### Dataset entries

<<<<

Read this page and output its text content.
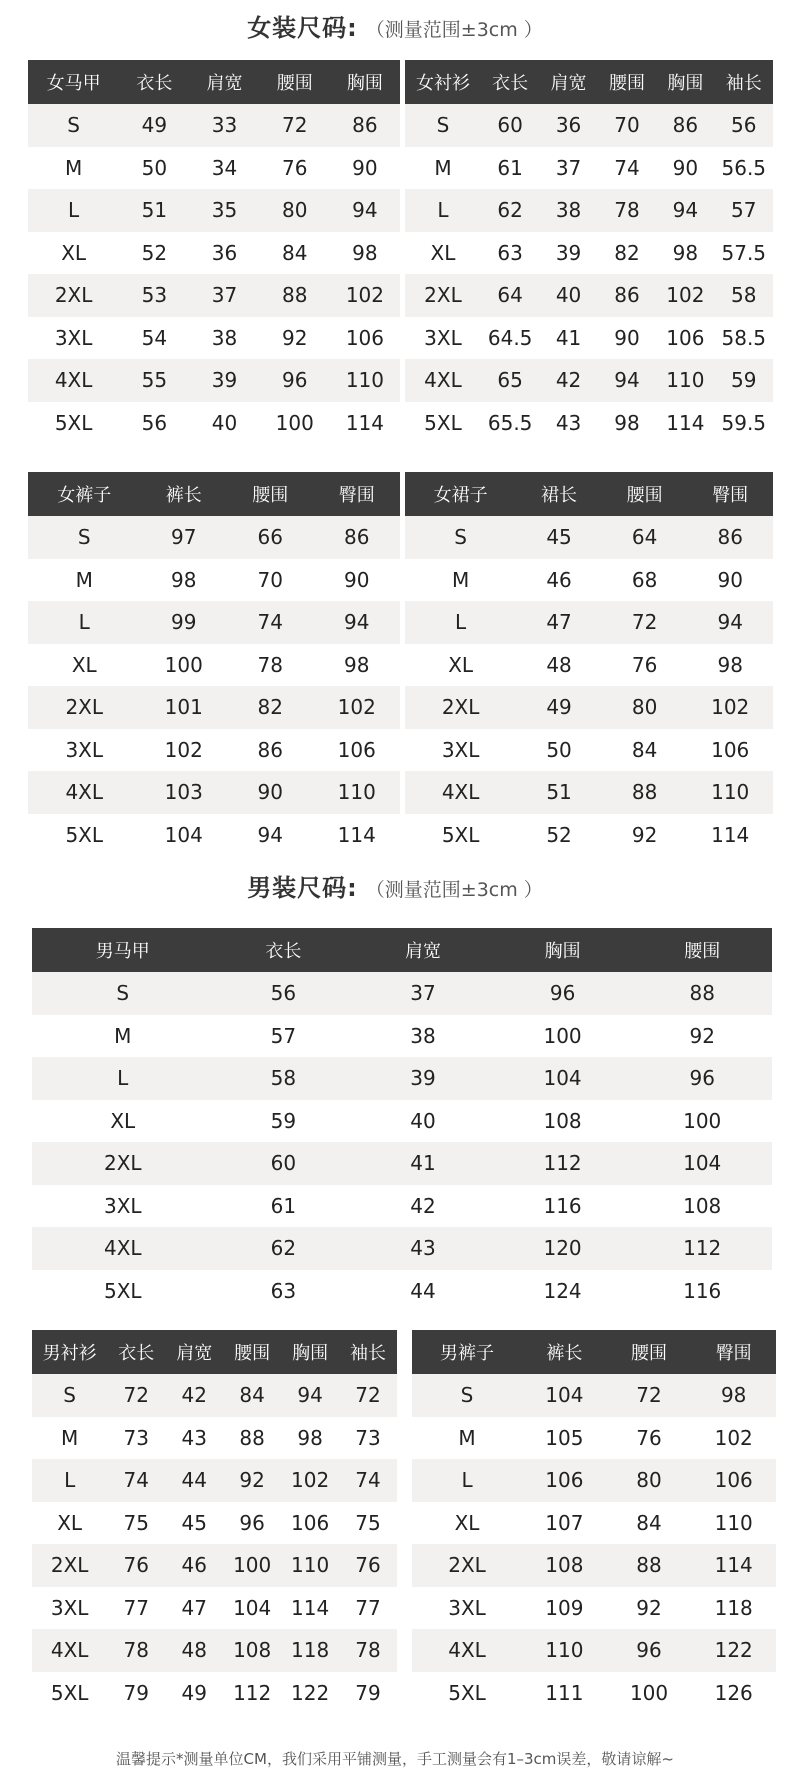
女装尺码: （测量范围±3cm ）
女马甲	衣长	肩宽	腰围	胸围
S	49	33	72	86
M	50	34	76	90
L	51	35	80	94
XL	52	36	84	98
2XL	53	37	88	102
3XL	54	38	92	106
4XL	55	39	96	110
5XL	56	40	100	114
女衬衫	衣长	肩宽	腰围	胸围	袖长
S	60	36	70	86	56
M	61	37	74	90	56.5
L	62	38	78	94	57
XL	63	39	82	98	57.5
2XL	64	40	86	102	58
3XL	64.5	41	90	106 58.5
4XL	65	42	94	110	59
5XL	65.5	43	98	114 59.5
女裤子	裤长	腰围	臀围
S	97	66	86
M	98	70	90
L	99	74	94
XL	100	78	98
2XL	101	82	102
3XL	102	86	106
4XL	103	90	110
5XL	104	94	114
女裙子	裙长	腰围	臀围
S	45	64	86
M	46	68	90
L	47	72	94
XL	48	76	98
2XL	49	80	102
3XL	50	84	106
4XL	51	88	110
5XL	52	92	114
男装尺码: （测量范围±3cm ）
男马甲	衣长	肩宽	胸围	腰围
S	56	37	96	88
M	57	38	100	92
L	58	39	104	96
XL	59	40	108	100
2XL	60	41	112	104
3XL	61	42	116	108
4XL	62	43	120	112
5XL	63	44	124	116
男衬衫	衣长	肩宽	腰围	胸围	袖长
S	72	42	84	94	72
M	73	43	88	98	73
L	74	44	92	102	74
XL	75	45	96	106	75
2XL	76	46	100 110	76
3XL	77	47	104 114	77
4XL	78	48	108 118	78
5XL	79	49	112 122	79
男裤子	裤长	腰围	臀围
S	104	72	98
M	105	76	102
L	106	80	106
XL	107	84	110
2XL	108	88	114
3XL	109	92	118
4XL	110	96	122
5XL	111	100	126
温馨提示*测量单位CM，我们采用平铺测量，手工测量会有1–3cm误差，敬请谅解~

>>>>

### Given instruction
Print all the records again exactly; do not include any picture.

### Exercise answer
Read this page and output its text content.
女装尺码: （测量范围±3cm ）
女马甲	衣长	肩宽	腰围	胸围
S	49	33	72	86
M	50	34	76	90
L	51	35	80	94
XL	52	36	84	98
2XL	53	37	88	102
3XL	54	38	92	106
4XL	55	39	96	110
5XL	56	40	100	114
女衬衫	衣长	肩宽	腰围	胸围	袖长
S	60	36	70	86	56
M	61	37	74	90	56.5
L	62	38	78	94	57
XL	63	39	82	98	57.5
2XL	64	40	86	102	58
3XL	64.5	41	90	106 58.5
4XL	65	42	94	110	59
5XL	65.5	43	98	114 59.5
女裤子	裤长	腰围	臀围
S	97	66	86
M	98	70	90
L	99	74	94
XL	100	78	98
2XL	101	82	102
3XL	102	86	106
4XL	103	90	110
5XL	104	94	114
女裙子	裙长	腰围	臀围
S	45	64	86
M	46	68	90
L	47	72	94
XL	48	76	98
2XL	49	80	102
3XL	50	84	106
4XL	51	88	110
5XL	52	92	114
男装尺码: （测量范围±3cm ）
男马甲	衣长	肩宽	胸围	腰围
S	56	37	96	88
M	57	38	100	92
L	58	39	104	96
XL	59	40	108	100
2XL	60	41	112	104
3XL	61	42	116	108
4XL	62	43	120	112
5XL	63	44	124	116
男衬衫	衣长	肩宽	腰围	胸围	袖长
S	72	42	84	94	72
M	73	43	88	98	73
L	74	44	92	102	74
XL	75	45	96	106	75
2XL	76	46	100 110	76
3XL	77	47	104 114	77
4XL	78	48	108 118	78
5XL	79	49	112 122	79
男裤子	裤长	腰围	臀围
S	104	72	98
M	105	76	102
L	106	80	106
XL	107	84	110
2XL	108	88	114
3XL	109	92	118
4XL	110	96	122
5XL	111	100	126
温馨提示*测量单位CM，我们采用平铺测量，手工测量会有1–3cm误差，敬请谅解~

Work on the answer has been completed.